__Instructions for the task__:
Identify every line containing the word "marine" and reproduce each one.

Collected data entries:

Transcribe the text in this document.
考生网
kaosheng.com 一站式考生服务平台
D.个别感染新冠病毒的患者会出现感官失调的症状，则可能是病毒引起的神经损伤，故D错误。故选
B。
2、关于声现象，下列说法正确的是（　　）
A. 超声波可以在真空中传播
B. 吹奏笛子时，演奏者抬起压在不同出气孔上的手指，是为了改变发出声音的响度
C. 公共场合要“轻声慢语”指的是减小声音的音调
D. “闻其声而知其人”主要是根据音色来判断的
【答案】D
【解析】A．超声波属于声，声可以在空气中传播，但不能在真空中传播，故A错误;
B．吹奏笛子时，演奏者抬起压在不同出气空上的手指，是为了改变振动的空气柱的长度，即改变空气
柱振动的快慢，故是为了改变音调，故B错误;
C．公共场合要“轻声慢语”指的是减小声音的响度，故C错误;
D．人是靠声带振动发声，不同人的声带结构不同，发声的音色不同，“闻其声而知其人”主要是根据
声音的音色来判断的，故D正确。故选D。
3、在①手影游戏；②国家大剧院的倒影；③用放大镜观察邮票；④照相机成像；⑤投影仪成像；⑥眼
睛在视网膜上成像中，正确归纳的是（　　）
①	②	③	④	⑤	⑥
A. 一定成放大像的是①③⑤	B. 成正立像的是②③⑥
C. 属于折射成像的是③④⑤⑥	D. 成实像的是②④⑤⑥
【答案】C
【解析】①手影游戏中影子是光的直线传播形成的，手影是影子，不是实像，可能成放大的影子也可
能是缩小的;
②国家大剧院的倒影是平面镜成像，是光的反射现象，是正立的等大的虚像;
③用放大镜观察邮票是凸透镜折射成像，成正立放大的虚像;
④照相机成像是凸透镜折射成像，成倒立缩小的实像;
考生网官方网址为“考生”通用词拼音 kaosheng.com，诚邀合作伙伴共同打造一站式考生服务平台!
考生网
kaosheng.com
...
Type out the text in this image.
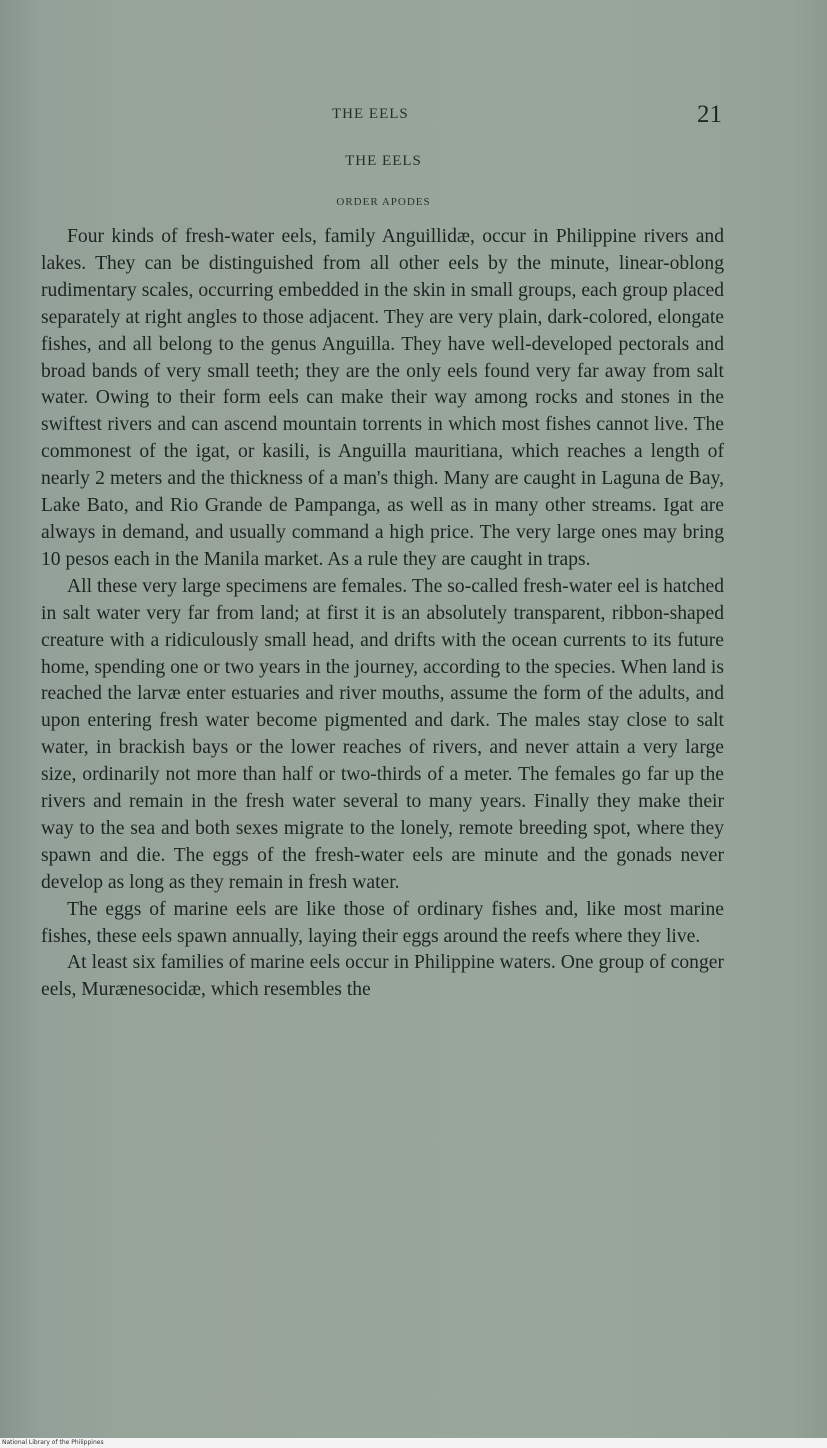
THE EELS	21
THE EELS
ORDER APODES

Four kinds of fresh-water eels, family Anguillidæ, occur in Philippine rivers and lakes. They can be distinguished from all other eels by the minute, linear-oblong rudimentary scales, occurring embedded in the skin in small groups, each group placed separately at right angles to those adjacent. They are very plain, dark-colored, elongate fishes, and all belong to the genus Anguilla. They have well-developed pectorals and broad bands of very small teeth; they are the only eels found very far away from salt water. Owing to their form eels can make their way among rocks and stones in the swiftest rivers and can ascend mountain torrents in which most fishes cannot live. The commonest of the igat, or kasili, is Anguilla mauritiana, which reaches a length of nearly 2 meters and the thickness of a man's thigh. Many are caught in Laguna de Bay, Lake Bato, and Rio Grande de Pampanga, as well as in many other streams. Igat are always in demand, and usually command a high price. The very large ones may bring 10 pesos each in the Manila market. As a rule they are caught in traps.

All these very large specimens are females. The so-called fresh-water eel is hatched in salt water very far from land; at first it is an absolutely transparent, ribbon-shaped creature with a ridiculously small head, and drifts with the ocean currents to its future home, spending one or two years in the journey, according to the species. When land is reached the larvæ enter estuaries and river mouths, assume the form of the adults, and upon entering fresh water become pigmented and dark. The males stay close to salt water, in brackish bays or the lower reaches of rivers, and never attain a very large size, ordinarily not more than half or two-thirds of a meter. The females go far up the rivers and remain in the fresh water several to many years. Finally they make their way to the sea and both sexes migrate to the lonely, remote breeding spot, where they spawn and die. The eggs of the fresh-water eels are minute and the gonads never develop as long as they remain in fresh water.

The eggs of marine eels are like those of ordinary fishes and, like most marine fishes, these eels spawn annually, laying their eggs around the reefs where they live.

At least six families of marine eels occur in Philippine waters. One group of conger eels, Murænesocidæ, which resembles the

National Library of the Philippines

__Final answer__:
The eggs of marine eels are like those of ordinary fishes and, like most marine fishes, these eels spawn annually, laying their eggs around the reefs where they live.
At least six families of marine eels occur in Philippine waters. One group of conger eels, Murænesocidæ, which resembles the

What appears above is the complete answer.